▸ REQUIRED TASK
Below are the records; copy each line in them that holds the word "Temperatures".

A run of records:

==============================

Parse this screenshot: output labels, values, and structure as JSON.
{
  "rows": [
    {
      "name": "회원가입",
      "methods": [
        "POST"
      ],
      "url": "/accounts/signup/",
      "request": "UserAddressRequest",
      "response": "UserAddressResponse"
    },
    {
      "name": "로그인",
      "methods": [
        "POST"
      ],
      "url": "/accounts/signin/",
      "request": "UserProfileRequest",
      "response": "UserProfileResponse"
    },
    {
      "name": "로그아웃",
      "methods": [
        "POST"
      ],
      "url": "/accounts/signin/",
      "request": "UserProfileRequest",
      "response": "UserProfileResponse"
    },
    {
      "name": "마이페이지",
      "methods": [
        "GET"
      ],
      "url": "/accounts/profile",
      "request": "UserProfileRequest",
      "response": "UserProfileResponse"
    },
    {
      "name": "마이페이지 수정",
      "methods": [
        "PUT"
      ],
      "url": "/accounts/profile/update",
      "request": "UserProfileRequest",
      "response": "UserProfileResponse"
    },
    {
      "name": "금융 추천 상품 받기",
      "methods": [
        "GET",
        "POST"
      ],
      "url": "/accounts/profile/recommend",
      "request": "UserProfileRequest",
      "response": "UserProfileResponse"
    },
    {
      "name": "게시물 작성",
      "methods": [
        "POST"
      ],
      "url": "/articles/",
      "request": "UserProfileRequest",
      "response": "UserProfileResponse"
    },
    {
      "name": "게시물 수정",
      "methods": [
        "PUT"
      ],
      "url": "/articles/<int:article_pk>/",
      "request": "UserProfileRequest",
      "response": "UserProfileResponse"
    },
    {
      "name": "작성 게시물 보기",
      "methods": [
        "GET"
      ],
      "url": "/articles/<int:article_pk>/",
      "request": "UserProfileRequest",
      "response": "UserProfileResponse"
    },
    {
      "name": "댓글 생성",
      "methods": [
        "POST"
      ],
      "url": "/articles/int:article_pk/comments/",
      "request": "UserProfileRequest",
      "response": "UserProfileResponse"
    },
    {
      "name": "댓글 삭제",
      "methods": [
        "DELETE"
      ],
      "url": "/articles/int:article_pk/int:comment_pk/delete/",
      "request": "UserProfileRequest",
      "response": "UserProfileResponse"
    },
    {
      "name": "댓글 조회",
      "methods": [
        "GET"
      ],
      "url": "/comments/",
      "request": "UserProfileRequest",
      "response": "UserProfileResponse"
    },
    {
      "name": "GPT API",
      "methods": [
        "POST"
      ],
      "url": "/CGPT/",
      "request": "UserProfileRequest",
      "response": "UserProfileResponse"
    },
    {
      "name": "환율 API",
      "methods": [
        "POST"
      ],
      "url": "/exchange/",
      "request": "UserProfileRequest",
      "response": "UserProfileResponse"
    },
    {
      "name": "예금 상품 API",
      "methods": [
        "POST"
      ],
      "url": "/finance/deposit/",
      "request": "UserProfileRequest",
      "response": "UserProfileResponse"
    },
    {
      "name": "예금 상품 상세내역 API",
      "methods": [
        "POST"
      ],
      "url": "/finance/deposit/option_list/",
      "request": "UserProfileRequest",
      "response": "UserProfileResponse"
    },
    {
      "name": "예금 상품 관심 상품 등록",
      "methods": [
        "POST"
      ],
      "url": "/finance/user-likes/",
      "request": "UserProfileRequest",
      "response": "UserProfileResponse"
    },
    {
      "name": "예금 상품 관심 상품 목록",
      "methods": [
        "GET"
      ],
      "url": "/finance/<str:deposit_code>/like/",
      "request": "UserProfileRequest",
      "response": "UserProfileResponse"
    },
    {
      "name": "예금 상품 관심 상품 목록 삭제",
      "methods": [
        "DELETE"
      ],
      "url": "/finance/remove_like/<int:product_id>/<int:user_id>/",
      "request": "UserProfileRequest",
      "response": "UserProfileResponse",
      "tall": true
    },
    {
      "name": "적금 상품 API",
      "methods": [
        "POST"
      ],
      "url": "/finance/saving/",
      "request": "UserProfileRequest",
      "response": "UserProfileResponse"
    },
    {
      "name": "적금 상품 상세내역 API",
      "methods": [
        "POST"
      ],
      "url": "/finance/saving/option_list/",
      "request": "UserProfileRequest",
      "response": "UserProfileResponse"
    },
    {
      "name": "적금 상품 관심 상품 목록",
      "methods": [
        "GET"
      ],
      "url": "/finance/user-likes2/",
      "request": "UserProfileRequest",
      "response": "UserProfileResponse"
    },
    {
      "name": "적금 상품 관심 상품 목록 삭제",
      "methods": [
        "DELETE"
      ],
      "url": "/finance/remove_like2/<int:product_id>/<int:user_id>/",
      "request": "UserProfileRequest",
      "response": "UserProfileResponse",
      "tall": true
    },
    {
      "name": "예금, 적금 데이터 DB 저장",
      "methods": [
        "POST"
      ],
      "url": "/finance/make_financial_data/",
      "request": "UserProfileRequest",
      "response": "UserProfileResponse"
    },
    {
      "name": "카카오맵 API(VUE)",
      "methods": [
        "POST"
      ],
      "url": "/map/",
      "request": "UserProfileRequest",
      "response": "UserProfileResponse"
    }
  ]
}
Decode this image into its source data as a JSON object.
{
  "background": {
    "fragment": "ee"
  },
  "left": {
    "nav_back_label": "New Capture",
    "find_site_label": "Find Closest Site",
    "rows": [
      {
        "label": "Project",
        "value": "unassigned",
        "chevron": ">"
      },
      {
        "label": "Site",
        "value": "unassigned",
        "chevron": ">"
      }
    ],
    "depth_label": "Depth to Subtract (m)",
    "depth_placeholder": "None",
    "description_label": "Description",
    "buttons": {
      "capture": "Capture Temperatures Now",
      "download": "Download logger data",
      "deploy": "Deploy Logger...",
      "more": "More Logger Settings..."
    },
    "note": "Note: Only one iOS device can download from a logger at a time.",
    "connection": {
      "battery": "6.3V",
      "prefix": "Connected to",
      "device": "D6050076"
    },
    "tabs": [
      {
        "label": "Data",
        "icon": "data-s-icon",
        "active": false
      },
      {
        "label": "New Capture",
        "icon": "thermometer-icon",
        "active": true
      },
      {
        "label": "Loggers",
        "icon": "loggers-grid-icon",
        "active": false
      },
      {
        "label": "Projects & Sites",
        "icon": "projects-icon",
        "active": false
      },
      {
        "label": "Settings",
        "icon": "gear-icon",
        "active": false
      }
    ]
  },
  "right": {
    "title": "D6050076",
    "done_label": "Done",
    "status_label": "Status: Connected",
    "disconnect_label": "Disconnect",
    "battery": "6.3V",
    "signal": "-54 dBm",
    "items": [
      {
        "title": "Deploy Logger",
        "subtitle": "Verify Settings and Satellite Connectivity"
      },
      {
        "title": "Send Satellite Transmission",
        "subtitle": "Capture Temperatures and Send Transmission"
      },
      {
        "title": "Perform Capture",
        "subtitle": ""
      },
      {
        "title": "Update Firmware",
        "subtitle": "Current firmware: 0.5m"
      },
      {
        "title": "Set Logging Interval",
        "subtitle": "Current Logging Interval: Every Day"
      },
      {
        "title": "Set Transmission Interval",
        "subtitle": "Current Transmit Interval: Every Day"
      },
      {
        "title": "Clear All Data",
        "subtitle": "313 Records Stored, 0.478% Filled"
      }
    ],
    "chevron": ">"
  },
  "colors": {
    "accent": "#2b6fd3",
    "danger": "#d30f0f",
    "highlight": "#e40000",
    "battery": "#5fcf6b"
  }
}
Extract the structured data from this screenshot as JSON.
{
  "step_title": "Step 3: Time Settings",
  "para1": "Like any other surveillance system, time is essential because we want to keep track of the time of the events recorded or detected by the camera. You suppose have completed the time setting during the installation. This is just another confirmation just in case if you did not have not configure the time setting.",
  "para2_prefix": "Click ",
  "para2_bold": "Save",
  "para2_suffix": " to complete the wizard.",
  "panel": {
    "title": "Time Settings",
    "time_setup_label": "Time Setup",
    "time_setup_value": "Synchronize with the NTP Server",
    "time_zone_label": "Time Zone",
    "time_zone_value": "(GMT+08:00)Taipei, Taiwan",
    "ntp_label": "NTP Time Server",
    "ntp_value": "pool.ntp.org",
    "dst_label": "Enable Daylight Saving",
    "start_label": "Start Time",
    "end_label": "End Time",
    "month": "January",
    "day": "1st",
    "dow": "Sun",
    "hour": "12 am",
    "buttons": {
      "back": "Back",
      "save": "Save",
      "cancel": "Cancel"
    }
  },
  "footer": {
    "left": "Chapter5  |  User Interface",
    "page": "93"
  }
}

==============================

▸ THE RESULT
      "capture": "Capture Temperatures Now",
        "subtitle": "Capture Temperatures and Send Transmission"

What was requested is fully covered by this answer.